— Start Data rows —
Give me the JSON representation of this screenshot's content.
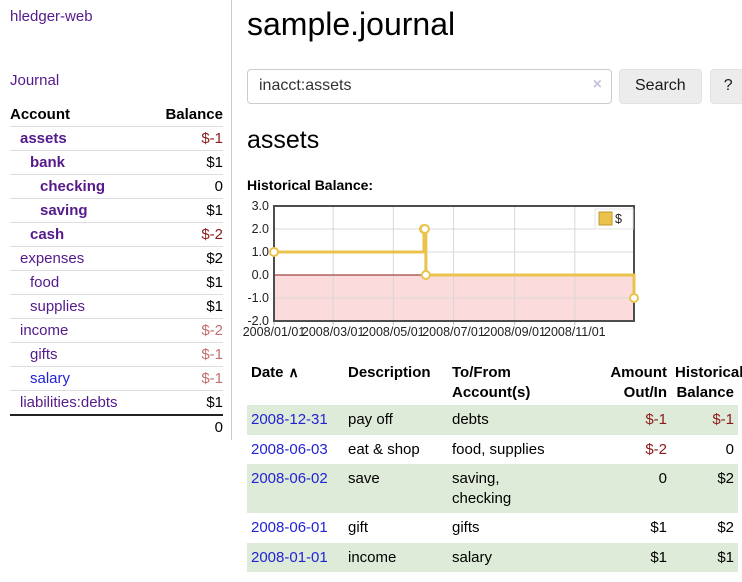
{
  "sidebar": {
    "app_title": "hledger-web",
    "journal_label": "Journal",
    "accounts_table": {
      "account_header": "Account",
      "balance_header": "Balance",
      "rows": [
        {
          "name": "assets",
          "balance": "$-1",
          "depth": 1,
          "bold": true,
          "balance_style": "negative"
        },
        {
          "name": "bank",
          "balance": "$1",
          "depth": 2,
          "bold": true,
          "balance_style": "normal"
        },
        {
          "name": "checking",
          "balance": "0",
          "depth": 3,
          "bold": true,
          "balance_style": "normal"
        },
        {
          "name": "saving",
          "balance": "$1",
          "depth": 3,
          "bold": true,
          "balance_style": "normal"
        },
        {
          "name": "cash",
          "balance": "$-2",
          "depth": 2,
          "bold": true,
          "balance_style": "negative"
        },
        {
          "name": "expenses",
          "balance": "$2",
          "depth": 1,
          "bold": false,
          "balance_style": "normal"
        },
        {
          "name": "food",
          "balance": "$1",
          "depth": 2,
          "bold": false,
          "balance_style": "normal"
        },
        {
          "name": "supplies",
          "balance": "$1",
          "depth": 2,
          "bold": false,
          "balance_style": "normal"
        },
        {
          "name": "income",
          "balance": "$-2",
          "depth": 1,
          "bold": false,
          "balance_style": "negative-dim"
        },
        {
          "name": "gifts",
          "balance": "$-1",
          "depth": 2,
          "bold": false,
          "balance_style": "negative-dim"
        },
        {
          "name": "salary",
          "balance": "$-1",
          "depth": 2,
          "bold": false,
          "balance_style": "negative-dim",
          "link_color": "blue"
        },
        {
          "name": "liabilities:debts",
          "balance": "$1",
          "depth": 1,
          "bold": false,
          "balance_style": "normal"
        }
      ],
      "total": "0"
    }
  },
  "header": {
    "title": "sample.journal"
  },
  "search": {
    "query": "inacct:assets",
    "clear_icon": "×",
    "search_button": "Search",
    "help_button": "?"
  },
  "account_page": {
    "heading": "assets",
    "chart_label": "Historical Balance:"
  },
  "chart_data": {
    "type": "line",
    "step": true,
    "title": "Historical Balance",
    "legend": [
      {
        "label": "$",
        "color": "#e9c34c"
      }
    ],
    "legend_position": "top-right",
    "series": [
      {
        "name": "$",
        "points": [
          [
            "2008-01-01",
            1.0
          ],
          [
            "2008-06-01",
            2.0
          ],
          [
            "2008-06-02",
            2.0
          ],
          [
            "2008-06-03",
            0.0
          ],
          [
            "2008-12-31",
            -1.0
          ]
        ]
      }
    ],
    "ylim": [
      -2.0,
      3.0
    ],
    "yticks": [
      "3.0",
      "2.0",
      "1.0",
      "0.0",
      "-1.0",
      "-2.0"
    ],
    "ytick_values": [
      3.0,
      2.0,
      1.0,
      0.0,
      -1.0,
      -2.0
    ],
    "xticks": [
      "2008/01/01",
      "2008/03/01",
      "2008/05/01",
      "2008/07/01",
      "2008/09/01",
      "2008/11/01"
    ],
    "xtick_day_index": [
      0,
      60,
      121,
      182,
      244,
      305
    ],
    "x_range_days": 365,
    "grid": true,
    "line_color": "#e9c34c",
    "grid_color": "#d8d8d8",
    "border_color": "#4d4d4d",
    "negative_region_color": "#fbdbdb",
    "zero_line_color": "#8b1a1a"
  },
  "register_table": {
    "headers": {
      "date": "Date",
      "date_sort_icon": "∧",
      "description": "Description",
      "to_from": "To/From\nAccount(s)",
      "amount": "Amount\nOut/In",
      "balance": "Historical\nBalance"
    },
    "rows": [
      {
        "date": "2008-12-31",
        "description": "pay off",
        "to_from": "debts",
        "amount": "$-1",
        "amount_neg": true,
        "balance": "$-1",
        "balance_neg": true,
        "shaded": true
      },
      {
        "date": "2008-06-03",
        "description": "eat & shop",
        "to_from": "food, supplies",
        "amount": "$-2",
        "amount_neg": true,
        "balance": "0",
        "balance_neg": false,
        "shaded": false
      },
      {
        "date": "2008-06-02",
        "description": "save",
        "to_from": "saving,\nchecking",
        "amount": "0",
        "amount_neg": false,
        "balance": "$2",
        "balance_neg": false,
        "shaded": true
      },
      {
        "date": "2008-06-01",
        "description": "gift",
        "to_from": "gifts",
        "amount": "$1",
        "amount_neg": false,
        "balance": "$2",
        "balance_neg": false,
        "shaded": false
      },
      {
        "date": "2008-01-01",
        "description": "income",
        "to_from": "salary",
        "amount": "$1",
        "amount_neg": false,
        "balance": "$1",
        "balance_neg": false,
        "shaded": true
      }
    ]
  },
  "colors": {
    "link_purple": "#551a8b",
    "link_blue": "#2323d6",
    "negative_red": "#8c1a1a",
    "negative_dim": "#c56f6f",
    "row_green": "#deebd8",
    "chart_gold": "#e9c34c"
  }
}
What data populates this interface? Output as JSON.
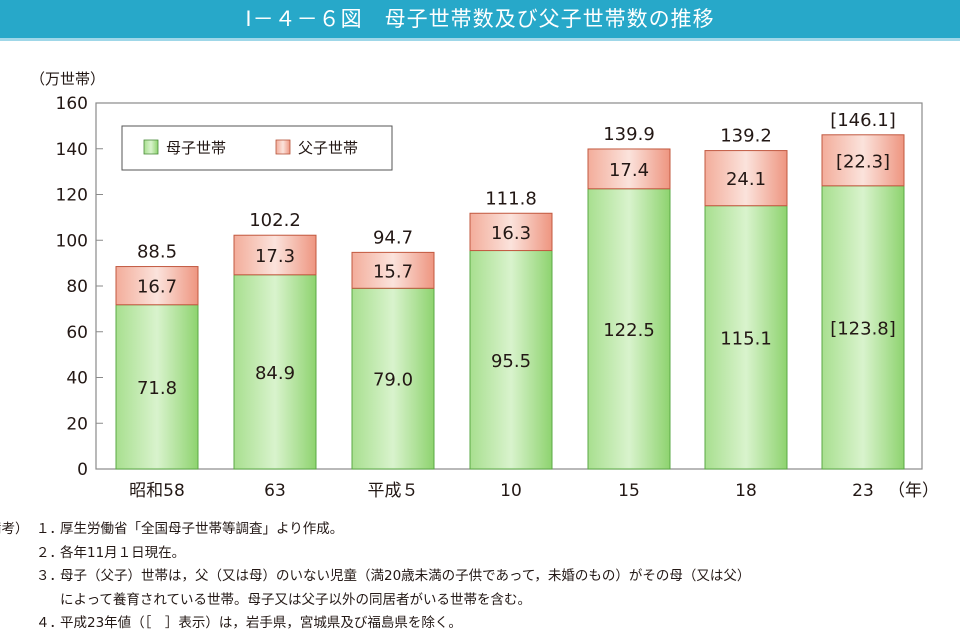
{
  "title": "Ⅰ－４－６図　母子世帯数及び父子世帯数の推移",
  "colors": {
    "title_bar": "#27a8c9",
    "mother": "#8ed36f",
    "mother_light": "#d9f3cd",
    "father": "#f09a85",
    "father_light": "#fbe3dc",
    "plot_border": "#8a8a8a"
  },
  "chart_data": {
    "type": "bar",
    "stacked": true,
    "ylabel": "（万世帯）",
    "xlabel": "（年）",
    "ylim": [
      0,
      160
    ],
    "yticks": [
      0,
      20,
      40,
      60,
      80,
      100,
      120,
      140,
      160
    ],
    "categories": [
      "昭和58",
      "63",
      "平成５",
      "10",
      "15",
      "18",
      "23"
    ],
    "series": [
      {
        "name": "母子世帯",
        "values": [
          71.8,
          84.9,
          79.0,
          95.5,
          122.5,
          115.1,
          123.8
        ],
        "labels": [
          "71.8",
          "84.9",
          "79.0",
          "95.5",
          "122.5",
          "115.1",
          "[123.8]"
        ]
      },
      {
        "name": "父子世帯",
        "values": [
          16.7,
          17.3,
          15.7,
          16.3,
          17.4,
          24.1,
          22.3
        ],
        "labels": [
          "16.7",
          "17.3",
          "15.7",
          "16.3",
          "17.4",
          "24.1",
          "[22.3]"
        ]
      }
    ],
    "totals": [
      88.5,
      102.2,
      94.7,
      111.8,
      139.9,
      139.2,
      146.1
    ],
    "total_labels": [
      "88.5",
      "102.2",
      "94.7",
      "111.8",
      "139.9",
      "139.2",
      "[146.1]"
    ],
    "legend_position": "top-left",
    "grid": false
  },
  "notes": {
    "head": "備考）",
    "items": [
      {
        "num": "１．",
        "text": "厚生労働省「全国母子世帯等調査」より作成。"
      },
      {
        "num": "２．",
        "text": "各年11月１日現在。"
      },
      {
        "num": "３．",
        "text": "母子（父子）世帯は，父（又は母）のいない児童（満20歳未満の子供であって，未婚のもの）がその母（又は父）"
      },
      {
        "num": "",
        "text": "によって養育されている世帯。母子又は父子以外の同居者がいる世帯を含む。"
      },
      {
        "num": "４．",
        "text": "平成23年値（［　］表示）は，岩手県，宮城県及び福島県を除く。"
      }
    ]
  }
}
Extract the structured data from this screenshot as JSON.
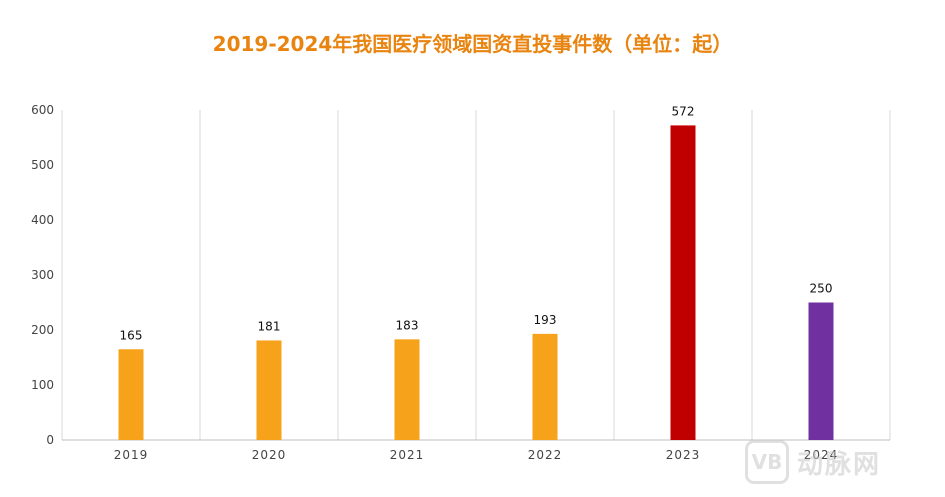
{
  "chart_data": {
    "type": "bar",
    "title": "2019-2024年我国医疗领域国资直投事件数（单位：起）",
    "xlabel": "",
    "ylabel": "",
    "categories": [
      "2019",
      "2020",
      "2021",
      "2022",
      "2023",
      "2024"
    ],
    "values": [
      165,
      181,
      183,
      193,
      572,
      250
    ],
    "bar_colors": [
      "#f7a21b",
      "#f7a21b",
      "#f7a21b",
      "#f7a21b",
      "#c00000",
      "#7030a0"
    ],
    "ylim": [
      0,
      600
    ],
    "yticks": [
      0,
      100,
      200,
      300,
      400,
      500,
      600
    ],
    "grid": "vertical",
    "legend": "none",
    "data_labels": true
  },
  "watermark": {
    "logo_text": "VB",
    "brand_text": "动脉网"
  }
}
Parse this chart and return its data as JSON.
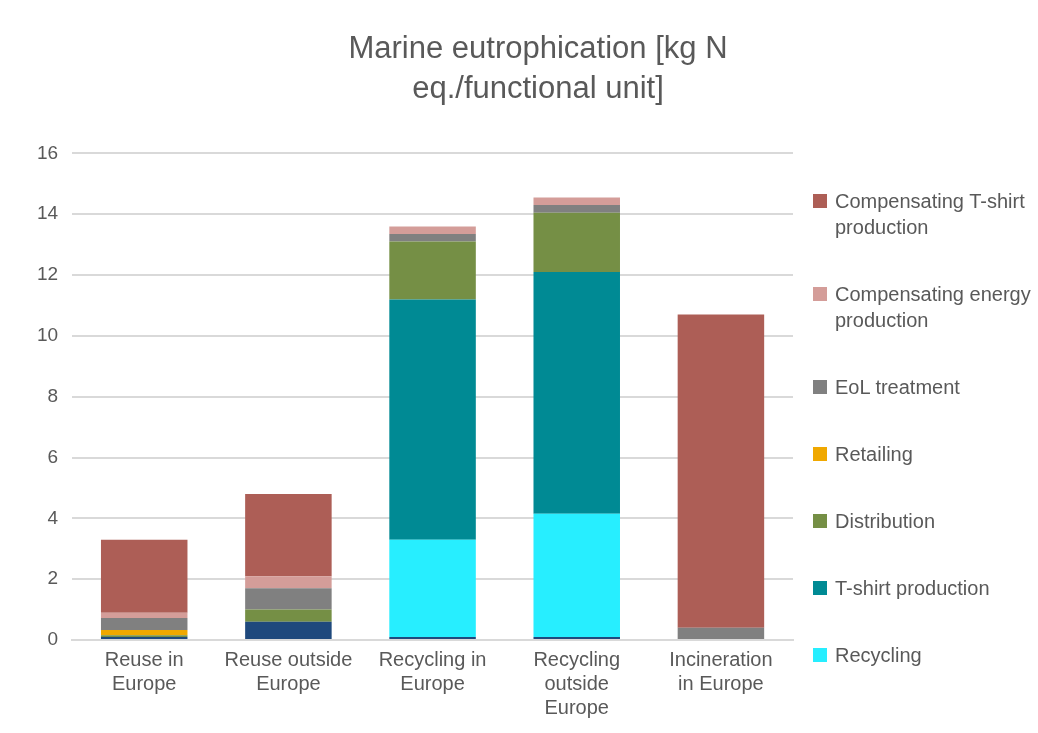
{
  "chart_data": {
    "type": "bar",
    "title": "Marine eutrophication [kg N eq./functional unit]",
    "categories": [
      "Reuse in Europe",
      "Reuse outside Europe",
      "Recycling in Europe",
      "Recycling outside Europe",
      "Incineration in Europe"
    ],
    "stacked": true,
    "ylim": [
      0,
      16
    ],
    "yticks": [
      0,
      2,
      4,
      6,
      8,
      10,
      12,
      14,
      16
    ],
    "grid": "y",
    "legend": "right",
    "series": [
      {
        "color": "#1f497d",
        "values": [
          0.1,
          0.6,
          0.1,
          0.1,
          0
        ]
      },
      {
        "name": "Recycling",
        "color": "#27eeff",
        "values": [
          0,
          0,
          3.2,
          4.05,
          0
        ]
      },
      {
        "name": "T-shirt production",
        "color": "#008a94",
        "values": [
          0,
          0,
          7.9,
          7.95,
          0
        ]
      },
      {
        "name": "Distribution",
        "color": "#758f45",
        "values": [
          0.06,
          0.4,
          1.9,
          1.95,
          0
        ]
      },
      {
        "name": "Retailing",
        "color": "#f0a800",
        "values": [
          0.17,
          0,
          0,
          0,
          0
        ]
      },
      {
        "name": "EoL treatment",
        "color": "#808080",
        "values": [
          0.39,
          0.7,
          0.25,
          0.25,
          0.4
        ]
      },
      {
        "name": "Compensating energy production",
        "color": "#d49d99",
        "values": [
          0.18,
          0.4,
          0.25,
          0.25,
          0
        ]
      },
      {
        "name": "Compensating T-shirt production",
        "color": "#ad5e56",
        "values": [
          2.4,
          2.7,
          0,
          0,
          10.3
        ]
      }
    ]
  }
}
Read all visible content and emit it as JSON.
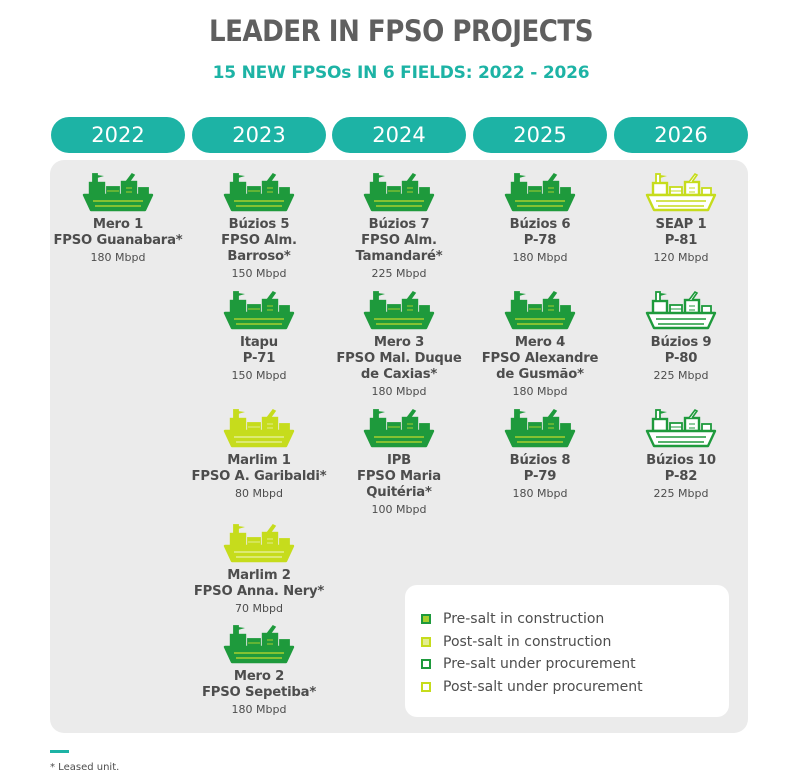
— End Data rows —
*Problem to solve*
All lines holding the word "saving" should be picked out and copied.

*The result*
          "name": "saving",
        "to_from": "saving,\nchecking",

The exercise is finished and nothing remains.